(Directions for this task) Render every line of the items below as a Markdown table with the columns "No." and "Line", numbering rows in order and omitting blank lines.

(Records for the task)
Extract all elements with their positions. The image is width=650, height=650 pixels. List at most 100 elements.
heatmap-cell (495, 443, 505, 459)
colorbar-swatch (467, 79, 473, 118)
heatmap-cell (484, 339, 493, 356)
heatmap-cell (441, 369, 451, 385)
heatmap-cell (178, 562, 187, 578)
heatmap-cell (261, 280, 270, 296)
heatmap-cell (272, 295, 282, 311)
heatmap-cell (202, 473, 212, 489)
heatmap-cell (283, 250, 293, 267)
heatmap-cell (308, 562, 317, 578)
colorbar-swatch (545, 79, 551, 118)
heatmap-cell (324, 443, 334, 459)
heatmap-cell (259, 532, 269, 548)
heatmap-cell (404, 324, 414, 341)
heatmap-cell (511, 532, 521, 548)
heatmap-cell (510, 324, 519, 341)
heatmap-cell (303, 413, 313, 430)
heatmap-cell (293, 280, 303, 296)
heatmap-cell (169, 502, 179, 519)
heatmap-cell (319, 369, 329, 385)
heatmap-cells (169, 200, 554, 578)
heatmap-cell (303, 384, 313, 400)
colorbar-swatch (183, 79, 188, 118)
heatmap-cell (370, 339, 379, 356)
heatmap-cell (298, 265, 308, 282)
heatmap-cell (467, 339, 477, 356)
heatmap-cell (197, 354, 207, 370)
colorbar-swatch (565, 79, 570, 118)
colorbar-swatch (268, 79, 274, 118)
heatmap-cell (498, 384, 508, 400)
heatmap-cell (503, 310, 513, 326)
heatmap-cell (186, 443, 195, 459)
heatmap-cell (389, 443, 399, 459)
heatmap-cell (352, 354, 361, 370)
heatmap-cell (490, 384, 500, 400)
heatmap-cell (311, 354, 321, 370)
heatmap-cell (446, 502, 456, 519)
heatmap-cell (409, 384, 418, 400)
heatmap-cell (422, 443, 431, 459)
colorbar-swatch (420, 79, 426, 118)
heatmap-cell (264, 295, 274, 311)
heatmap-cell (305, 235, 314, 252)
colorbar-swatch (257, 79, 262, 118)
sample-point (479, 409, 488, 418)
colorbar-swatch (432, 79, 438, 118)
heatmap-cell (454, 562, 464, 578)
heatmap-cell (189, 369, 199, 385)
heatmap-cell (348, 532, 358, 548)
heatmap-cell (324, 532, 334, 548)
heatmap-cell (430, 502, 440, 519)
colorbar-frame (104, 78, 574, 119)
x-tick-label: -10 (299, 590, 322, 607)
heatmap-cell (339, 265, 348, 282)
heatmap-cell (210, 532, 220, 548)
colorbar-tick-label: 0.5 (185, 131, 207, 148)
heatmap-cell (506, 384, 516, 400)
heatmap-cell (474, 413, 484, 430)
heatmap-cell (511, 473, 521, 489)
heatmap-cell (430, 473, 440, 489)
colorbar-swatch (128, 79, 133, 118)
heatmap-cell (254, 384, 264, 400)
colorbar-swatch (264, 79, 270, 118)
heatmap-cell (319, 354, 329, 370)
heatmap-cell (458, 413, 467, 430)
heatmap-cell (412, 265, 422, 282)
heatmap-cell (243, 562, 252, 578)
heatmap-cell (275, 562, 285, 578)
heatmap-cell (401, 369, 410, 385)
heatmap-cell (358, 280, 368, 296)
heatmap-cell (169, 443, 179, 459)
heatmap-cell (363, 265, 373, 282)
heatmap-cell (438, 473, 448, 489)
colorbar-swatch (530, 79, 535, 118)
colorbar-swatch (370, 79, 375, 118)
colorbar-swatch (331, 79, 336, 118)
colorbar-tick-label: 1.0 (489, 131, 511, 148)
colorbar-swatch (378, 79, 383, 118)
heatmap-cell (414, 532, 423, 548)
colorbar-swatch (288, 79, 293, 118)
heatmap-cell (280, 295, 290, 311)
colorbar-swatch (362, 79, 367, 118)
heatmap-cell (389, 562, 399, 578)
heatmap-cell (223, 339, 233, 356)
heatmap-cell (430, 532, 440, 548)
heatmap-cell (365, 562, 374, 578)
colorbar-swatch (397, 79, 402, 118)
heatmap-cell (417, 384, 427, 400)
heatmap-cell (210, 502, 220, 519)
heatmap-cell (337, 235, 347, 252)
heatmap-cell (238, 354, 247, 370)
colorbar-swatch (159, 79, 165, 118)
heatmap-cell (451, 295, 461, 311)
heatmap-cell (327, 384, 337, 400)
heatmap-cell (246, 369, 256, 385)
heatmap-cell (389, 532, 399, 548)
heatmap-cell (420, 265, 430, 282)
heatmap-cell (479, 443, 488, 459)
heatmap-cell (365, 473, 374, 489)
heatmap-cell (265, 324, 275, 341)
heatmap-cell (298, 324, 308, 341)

(Expected answer)
| No. | Line |
|---|---|
| 1 | Extract all elements with their positions. The image is width=650, height=650 pixels. List at most 100 elements. |
| 2 | heatmap-cell (495, 443, 505, 459) |
| 3 | colorbar-swatch (467, 79, 473, 118) |
| 4 | heatmap-cell (484, 339, 493, 356) |
| 5 | heatmap-cell (441, 369, 451, 385) |
| 6 | heatmap-cell (178, 562, 187, 578) |
| 7 | heatmap-cell (261, 280, 270, 296) |
| 8 | heatmap-cell (272, 295, 282, 311) |
| 9 | heatmap-cell (202, 473, 212, 489) |
| 10 | heatmap-cell (283, 250, 293, 267) |
| 11 | heatmap-cell (308, 562, 317, 578) |
| 12 | colorbar-swatch (545, 79, 551, 118) |
| 13 | heatmap-cell (324, 443, 334, 459) |
| 14 | heatmap-cell (259, 532, 269, 548) |
| 15 | heatmap-cell (404, 324, 414, 341) |
| 16 | heatmap-cell (511, 532, 521, 548) |
| 17 | heatmap-cell (510, 324, 519, 341) |
| 18 | heatmap-cell (303, 413, 313, 430) |
| 19 | heatmap-cell (293, 280, 303, 296) |
| 20 | heatmap-cell (169, 502, 179, 519) |
| 21 | heatmap-cell (319, 369, 329, 385) |
| 22 | heatmap-cells (169, 200, 554, 578) |
| 23 | heatmap-cell (303, 384, 313, 400) |
| 24 | colorbar-swatch (183, 79, 188, 118) |
| 25 | heatmap-cell (370, 339, 379, 356) |
| 26 | heatmap-cell (298, 265, 308, 282) |
| 27 | heatmap-cell (467, 339, 477, 356) |
| 28 | heatmap-cell (197, 354, 207, 370) |
| 29 | colorbar-swatch (565, 79, 570, 118) |
| 30 | colorbar-swatch (268, 79, 274, 118) |
| 31 | heatmap-cell (498, 384, 508, 400) |
| 32 | heatmap-cell (503, 310, 513, 326) |
| 33 | heatmap-cell (186, 443, 195, 459) |
| 34 | heatmap-cell (389, 443, 399, 459) |
| 35 | heatmap-cell (352, 354, 361, 370) |
| 36 | heatmap-cell (490, 384, 500, 400) |
| 37 | heatmap-cell (311, 354, 321, 370) |
| 38 | heatmap-cell (446, 502, 456, 519) |
| 39 | heatmap-cell (409, 384, 418, 400) |
| 40 | heatmap-cell (422, 443, 431, 459) |
| 41 | colorbar-swatch (420, 79, 426, 118) |
| 42 | heatmap-cell (264, 295, 274, 311) |
| 43 | heatmap-cell (305, 235, 314, 252) |
| 44 | colorbar-swatch (257, 79, 262, 118) |
| 45 | sample-point (479, 409, 488, 418) |
| 46 | colorbar-swatch (432, 79, 438, 118) |
| 47 | heatmap-cell (454, 562, 464, 578) |
| 48 | heatmap-cell (189, 369, 199, 385) |
| 49 | heatmap-cell (348, 532, 358, 548) |
| 50 | heatmap-cell (324, 532, 334, 548) |
| 51 | heatmap-cell (430, 502, 440, 519) |
| 52 | colorbar-frame (104, 78, 574, 119) |
| 53 | x-tick-label: -10 (299, 590, 322, 607) |
| 54 | heatmap-cell (339, 265, 348, 282) |
| 55 | heatmap-cell (210, 532, 220, 548) |
| 56 | colorbar-tick-label: 0.5 (185, 131, 207, 148) |
| 57 | heatmap-cell (506, 384, 516, 400) |
| 58 | heatmap-cell (474, 413, 484, 430) |
| 59 | heatmap-cell (511, 473, 521, 489) |
| 60 | heatmap-cell (430, 473, 440, 489) |
| 61 | colorbar-swatch (128, 79, 133, 118) |
| 62 | heatmap-cell (254, 384, 264, 400) |
| 63 | colorbar-swatch (264, 79, 270, 118) |
| 64 | heatmap-cell (319, 354, 329, 370) |
| 65 | heatmap-cell (458, 413, 467, 430) |
| 66 | heatmap-cell (412, 265, 422, 282) |
| 67 | heatmap-cell (243, 562, 252, 578) |
| 68 | heatmap-cell (275, 562, 285, 578) |
| 69 | heatmap-cell (401, 369, 410, 385) |
| 70 | heatmap-cell (358, 280, 368, 296) |
| 71 | heatmap-cell (169, 443, 179, 459) |
| 72 | heatmap-cell (363, 265, 373, 282) |
| 73 | heatmap-cell (438, 473, 448, 489) |
| 74 | colorbar-swatch (530, 79, 535, 118) |
| 75 | colorbar-swatch (370, 79, 375, 118) |
| 76 | colorbar-swatch (331, 79, 336, 118) |
| 77 | colorbar-tick-label: 1.0 (489, 131, 511, 148) |
| 78 | colorbar-swatch (378, 79, 383, 118) |
| 79 | heatmap-cell (414, 532, 423, 548) |
| 80 | colorbar-swatch (288, 79, 293, 118) |
| 81 | heatmap-cell (280, 295, 290, 311) |
| 82 | colorbar-swatch (362, 79, 367, 118) |
| 83 | heatmap-cell (389, 562, 399, 578) |
| 84 | heatmap-cell (223, 339, 233, 356) |
| 85 | heatmap-cell (430, 532, 440, 548) |
| 86 | heatmap-cell (365, 562, 374, 578) |
| 87 | colorbar-swatch (397, 79, 402, 118) |
| 88 | heatmap-cell (417, 384, 427, 400) |
| 89 | heatmap-cell (210, 502, 220, 519) |
| 90 | heatmap-cell (337, 235, 347, 252) |
| 91 | heatmap-cell (238, 354, 247, 370) |
| 92 | colorbar-swatch (159, 79, 165, 118) |
| 93 | heatmap-cell (451, 295, 461, 311) |
| 94 | heatmap-cell (327, 384, 337, 400) |
| 95 | heatmap-cell (246, 369, 256, 385) |
| 96 | heatmap-cell (389, 532, 399, 548) |
| 97 | heatmap-cell (420, 265, 430, 282) |
| 98 | heatmap-cell (479, 443, 488, 459) |
| 99 | heatmap-cell (365, 473, 374, 489) |
| 100 | heatmap-cell (265, 324, 275, 341) |
| 101 | heatmap-cell (298, 324, 308, 341) |